MATERIAL PROVIDED ->
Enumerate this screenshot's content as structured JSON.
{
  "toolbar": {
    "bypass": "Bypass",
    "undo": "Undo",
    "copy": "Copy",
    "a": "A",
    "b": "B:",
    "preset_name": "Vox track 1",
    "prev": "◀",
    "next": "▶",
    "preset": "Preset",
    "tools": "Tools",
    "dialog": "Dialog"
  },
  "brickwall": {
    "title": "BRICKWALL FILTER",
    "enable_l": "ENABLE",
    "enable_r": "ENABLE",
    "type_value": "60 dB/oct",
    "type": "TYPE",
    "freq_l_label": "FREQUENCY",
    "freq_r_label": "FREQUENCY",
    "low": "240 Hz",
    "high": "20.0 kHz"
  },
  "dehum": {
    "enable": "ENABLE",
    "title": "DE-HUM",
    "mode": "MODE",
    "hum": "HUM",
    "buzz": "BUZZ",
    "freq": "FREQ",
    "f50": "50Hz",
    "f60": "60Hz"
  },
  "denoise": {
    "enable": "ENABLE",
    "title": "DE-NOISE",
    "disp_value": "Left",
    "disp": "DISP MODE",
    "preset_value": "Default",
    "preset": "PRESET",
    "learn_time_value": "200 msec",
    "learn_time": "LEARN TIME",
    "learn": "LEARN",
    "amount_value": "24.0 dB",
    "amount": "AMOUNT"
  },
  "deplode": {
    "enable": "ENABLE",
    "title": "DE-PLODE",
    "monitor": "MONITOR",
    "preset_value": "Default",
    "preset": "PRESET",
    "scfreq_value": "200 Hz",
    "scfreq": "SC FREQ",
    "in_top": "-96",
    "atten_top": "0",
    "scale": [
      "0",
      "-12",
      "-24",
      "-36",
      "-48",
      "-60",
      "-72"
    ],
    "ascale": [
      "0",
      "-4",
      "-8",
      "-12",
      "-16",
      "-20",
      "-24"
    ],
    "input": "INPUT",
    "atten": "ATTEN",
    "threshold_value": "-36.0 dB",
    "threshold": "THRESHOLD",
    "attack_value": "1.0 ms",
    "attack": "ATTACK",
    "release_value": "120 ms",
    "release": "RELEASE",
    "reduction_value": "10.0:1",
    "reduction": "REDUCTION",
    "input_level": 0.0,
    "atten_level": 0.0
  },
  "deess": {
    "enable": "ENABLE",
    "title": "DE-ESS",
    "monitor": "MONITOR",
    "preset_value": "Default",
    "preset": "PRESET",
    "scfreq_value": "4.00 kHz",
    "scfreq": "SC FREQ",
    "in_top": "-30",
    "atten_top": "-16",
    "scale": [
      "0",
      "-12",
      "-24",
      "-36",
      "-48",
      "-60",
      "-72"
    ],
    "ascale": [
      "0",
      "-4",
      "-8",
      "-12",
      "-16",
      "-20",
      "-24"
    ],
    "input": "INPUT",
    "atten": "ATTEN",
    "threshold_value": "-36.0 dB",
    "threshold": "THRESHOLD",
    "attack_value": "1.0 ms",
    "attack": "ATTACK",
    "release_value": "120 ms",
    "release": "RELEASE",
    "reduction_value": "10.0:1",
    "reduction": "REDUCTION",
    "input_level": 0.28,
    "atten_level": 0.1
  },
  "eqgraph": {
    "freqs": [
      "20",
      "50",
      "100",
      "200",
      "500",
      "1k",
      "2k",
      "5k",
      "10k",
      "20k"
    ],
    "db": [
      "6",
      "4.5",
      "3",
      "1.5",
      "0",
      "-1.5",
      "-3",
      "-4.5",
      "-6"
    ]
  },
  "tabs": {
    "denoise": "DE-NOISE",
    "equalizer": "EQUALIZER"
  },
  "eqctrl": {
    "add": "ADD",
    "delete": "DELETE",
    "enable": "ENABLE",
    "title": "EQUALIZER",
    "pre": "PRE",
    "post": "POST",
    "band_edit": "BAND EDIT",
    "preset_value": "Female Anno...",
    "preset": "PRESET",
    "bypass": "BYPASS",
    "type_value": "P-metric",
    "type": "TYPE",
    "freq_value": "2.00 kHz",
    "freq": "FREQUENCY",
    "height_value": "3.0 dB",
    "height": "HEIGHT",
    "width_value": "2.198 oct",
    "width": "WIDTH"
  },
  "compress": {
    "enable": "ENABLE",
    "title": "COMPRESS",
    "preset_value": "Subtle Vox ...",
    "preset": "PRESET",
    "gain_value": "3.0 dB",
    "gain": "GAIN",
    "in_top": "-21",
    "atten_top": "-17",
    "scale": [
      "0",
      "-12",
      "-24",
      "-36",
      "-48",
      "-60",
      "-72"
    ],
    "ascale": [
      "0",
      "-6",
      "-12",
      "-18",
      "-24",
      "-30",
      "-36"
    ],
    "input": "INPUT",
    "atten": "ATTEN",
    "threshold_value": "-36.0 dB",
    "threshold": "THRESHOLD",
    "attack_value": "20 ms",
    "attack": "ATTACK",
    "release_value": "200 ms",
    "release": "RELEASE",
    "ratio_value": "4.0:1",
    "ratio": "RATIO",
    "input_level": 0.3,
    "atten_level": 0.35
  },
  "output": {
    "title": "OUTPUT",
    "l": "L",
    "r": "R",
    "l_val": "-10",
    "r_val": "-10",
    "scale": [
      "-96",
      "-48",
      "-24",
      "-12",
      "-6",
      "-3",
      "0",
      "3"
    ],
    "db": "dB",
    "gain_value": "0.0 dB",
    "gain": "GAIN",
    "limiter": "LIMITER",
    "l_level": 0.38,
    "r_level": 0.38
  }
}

EXERCISE TASK -> All records above must be set down exactly, please.

ANSWER TO THE PROBLEM ->
Enumerate this screenshot's content as structured JSON.
{
  "toolbar": {
    "bypass": "Bypass",
    "undo": "Undo",
    "copy": "Copy",
    "a": "A",
    "b": "B:",
    "preset_name": "Vox track 1",
    "prev": "◀",
    "next": "▶",
    "preset": "Preset",
    "tools": "Tools",
    "dialog": "Dialog"
  },
  "brickwall": {
    "title": "BRICKWALL FILTER",
    "enable_l": "ENABLE",
    "enable_r": "ENABLE",
    "type_value": "60 dB/oct",
    "type": "TYPE",
    "freq_l_label": "FREQUENCY",
    "freq_r_label": "FREQUENCY",
    "low": "240 Hz",
    "high": "20.0 kHz"
  },
  "dehum": {
    "enable": "ENABLE",
    "title": "DE-HUM",
    "mode": "MODE",
    "hum": "HUM",
    "buzz": "BUZZ",
    "freq": "FREQ",
    "f50": "50Hz",
    "f60": "60Hz"
  },
  "denoise": {
    "enable": "ENABLE",
    "title": "DE-NOISE",
    "disp_value": "Left",
    "disp": "DISP MODE",
    "preset_value": "Default",
    "preset": "PRESET",
    "learn_time_value": "200 msec",
    "learn_time": "LEARN TIME",
    "learn": "LEARN",
    "amount_value": "24.0 dB",
    "amount": "AMOUNT"
  },
  "deplode": {
    "enable": "ENABLE",
    "title": "DE-PLODE",
    "monitor": "MONITOR",
    "preset_value": "Default",
    "preset": "PRESET",
    "scfreq_value": "200 Hz",
    "scfreq": "SC FREQ",
    "in_top": "-96",
    "atten_top": "0",
    "scale": [
      "0",
      "-12",
      "-24",
      "-36",
      "-48",
      "-60",
      "-72"
    ],
    "ascale": [
      "0",
      "-4",
      "-8",
      "-12",
      "-16",
      "-20",
      "-24"
    ],
    "input": "INPUT",
    "atten": "ATTEN",
    "threshold_value": "-36.0 dB",
    "threshold": "THRESHOLD",
    "attack_value": "1.0 ms",
    "attack": "ATTACK",
    "release_value": "120 ms",
    "release": "RELEASE",
    "reduction_value": "10.0:1",
    "reduction": "REDUCTION",
    "input_level": 0.0,
    "atten_level": 0.0
  },
  "deess": {
    "enable": "ENABLE",
    "title": "DE-ESS",
    "monitor": "MONITOR",
    "preset_value": "Default",
    "preset": "PRESET",
    "scfreq_value": "4.00 kHz",
    "scfreq": "SC FREQ",
    "in_top": "-30",
    "atten_top": "-16",
    "scale": [
      "0",
      "-12",
      "-24",
      "-36",
      "-48",
      "-60",
      "-72"
    ],
    "ascale": [
      "0",
      "-4",
      "-8",
      "-12",
      "-16",
      "-20",
      "-24"
    ],
    "input": "INPUT",
    "atten": "ATTEN",
    "threshold_value": "-36.0 dB",
    "threshold": "THRESHOLD",
    "attack_value": "1.0 ms",
    "attack": "ATTACK",
    "release_value": "120 ms",
    "release": "RELEASE",
    "reduction_value": "10.0:1",
    "reduction": "REDUCTION",
    "input_level": 0.28,
    "atten_level": 0.1
  },
  "eqgraph": {
    "freqs": [
      "20",
      "50",
      "100",
      "200",
      "500",
      "1k",
      "2k",
      "5k",
      "10k",
      "20k"
    ],
    "db": [
      "6",
      "4.5",
      "3",
      "1.5",
      "0",
      "-1.5",
      "-3",
      "-4.5",
      "-6"
    ]
  },
  "tabs": {
    "denoise": "DE-NOISE",
    "equalizer": "EQUALIZER"
  },
  "eqctrl": {
    "add": "ADD",
    "delete": "DELETE",
    "enable": "ENABLE",
    "title": "EQUALIZER",
    "pre": "PRE",
    "post": "POST",
    "band_edit": "BAND EDIT",
    "preset_value": "Female Anno...",
    "preset": "PRESET",
    "bypass": "BYPASS",
    "type_value": "P-metric",
    "type": "TYPE",
    "freq_value": "2.00 kHz",
    "freq": "FREQUENCY",
    "height_value": "3.0 dB",
    "height": "HEIGHT",
    "width_value": "2.198 oct",
    "width": "WIDTH"
  },
  "compress": {
    "enable": "ENABLE",
    "title": "COMPRESS",
    "preset_value": "Subtle Vox ...",
    "preset": "PRESET",
    "gain_value": "3.0 dB",
    "gain": "GAIN",
    "in_top": "-21",
    "atten_top": "-17",
    "scale": [
      "0",
      "-12",
      "-24",
      "-36",
      "-48",
      "-60",
      "-72"
    ],
    "ascale": [
      "0",
      "-6",
      "-12",
      "-18",
      "-24",
      "-30",
      "-36"
    ],
    "input": "INPUT",
    "atten": "ATTEN",
    "threshold_value": "-36.0 dB",
    "threshold": "THRESHOLD",
    "attack_value": "20 ms",
    "attack": "ATTACK",
    "release_value": "200 ms",
    "release": "RELEASE",
    "ratio_value": "4.0:1",
    "ratio": "RATIO",
    "input_level": 0.3,
    "atten_level": 0.35
  },
  "output": {
    "title": "OUTPUT",
    "l": "L",
    "r": "R",
    "l_val": "-10",
    "r_val": "-10",
    "scale": [
      "-96",
      "-48",
      "-24",
      "-12",
      "-6",
      "-3",
      "0",
      "3"
    ],
    "db": "dB",
    "gain_value": "0.0 dB",
    "gain": "GAIN",
    "limiter": "LIMITER",
    "l_level": 0.38,
    "r_level": 0.38
  }
}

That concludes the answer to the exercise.